SHORT EXERCISE:
Check each line of the records below for the string "text", then state how many lines contain it, with no other output.

[Collection entries]
○ ○ ○ ○ ○
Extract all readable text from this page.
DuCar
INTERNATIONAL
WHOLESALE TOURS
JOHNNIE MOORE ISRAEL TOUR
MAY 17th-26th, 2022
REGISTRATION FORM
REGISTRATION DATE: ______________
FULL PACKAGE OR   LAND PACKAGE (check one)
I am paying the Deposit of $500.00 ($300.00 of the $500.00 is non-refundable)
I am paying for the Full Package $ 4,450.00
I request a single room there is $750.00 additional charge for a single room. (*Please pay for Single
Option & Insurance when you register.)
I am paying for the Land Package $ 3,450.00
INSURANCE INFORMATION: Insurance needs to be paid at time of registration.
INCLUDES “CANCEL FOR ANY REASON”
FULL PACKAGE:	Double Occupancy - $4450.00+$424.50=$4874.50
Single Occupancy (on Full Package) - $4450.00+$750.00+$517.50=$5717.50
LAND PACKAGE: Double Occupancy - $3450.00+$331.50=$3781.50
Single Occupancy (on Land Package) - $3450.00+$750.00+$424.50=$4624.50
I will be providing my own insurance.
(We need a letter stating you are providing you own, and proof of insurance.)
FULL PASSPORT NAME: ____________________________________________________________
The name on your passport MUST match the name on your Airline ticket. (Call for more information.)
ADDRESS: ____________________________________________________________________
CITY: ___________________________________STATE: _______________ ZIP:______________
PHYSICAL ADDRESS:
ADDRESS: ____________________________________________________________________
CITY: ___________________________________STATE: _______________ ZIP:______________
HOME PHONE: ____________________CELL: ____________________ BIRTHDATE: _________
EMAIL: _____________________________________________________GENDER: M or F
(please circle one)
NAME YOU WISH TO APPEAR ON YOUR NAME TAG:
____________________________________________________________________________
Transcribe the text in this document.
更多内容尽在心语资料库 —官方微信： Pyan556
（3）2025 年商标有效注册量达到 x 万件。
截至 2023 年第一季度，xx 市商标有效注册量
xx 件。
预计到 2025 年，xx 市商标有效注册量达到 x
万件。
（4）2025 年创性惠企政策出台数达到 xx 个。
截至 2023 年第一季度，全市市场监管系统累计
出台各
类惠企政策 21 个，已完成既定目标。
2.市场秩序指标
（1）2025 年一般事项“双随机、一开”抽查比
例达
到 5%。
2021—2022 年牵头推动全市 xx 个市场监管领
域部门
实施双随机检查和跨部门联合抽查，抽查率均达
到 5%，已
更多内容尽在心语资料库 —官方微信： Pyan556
○ ○ ○ ○ ○
SOLUTION FOR THIS TASK:
2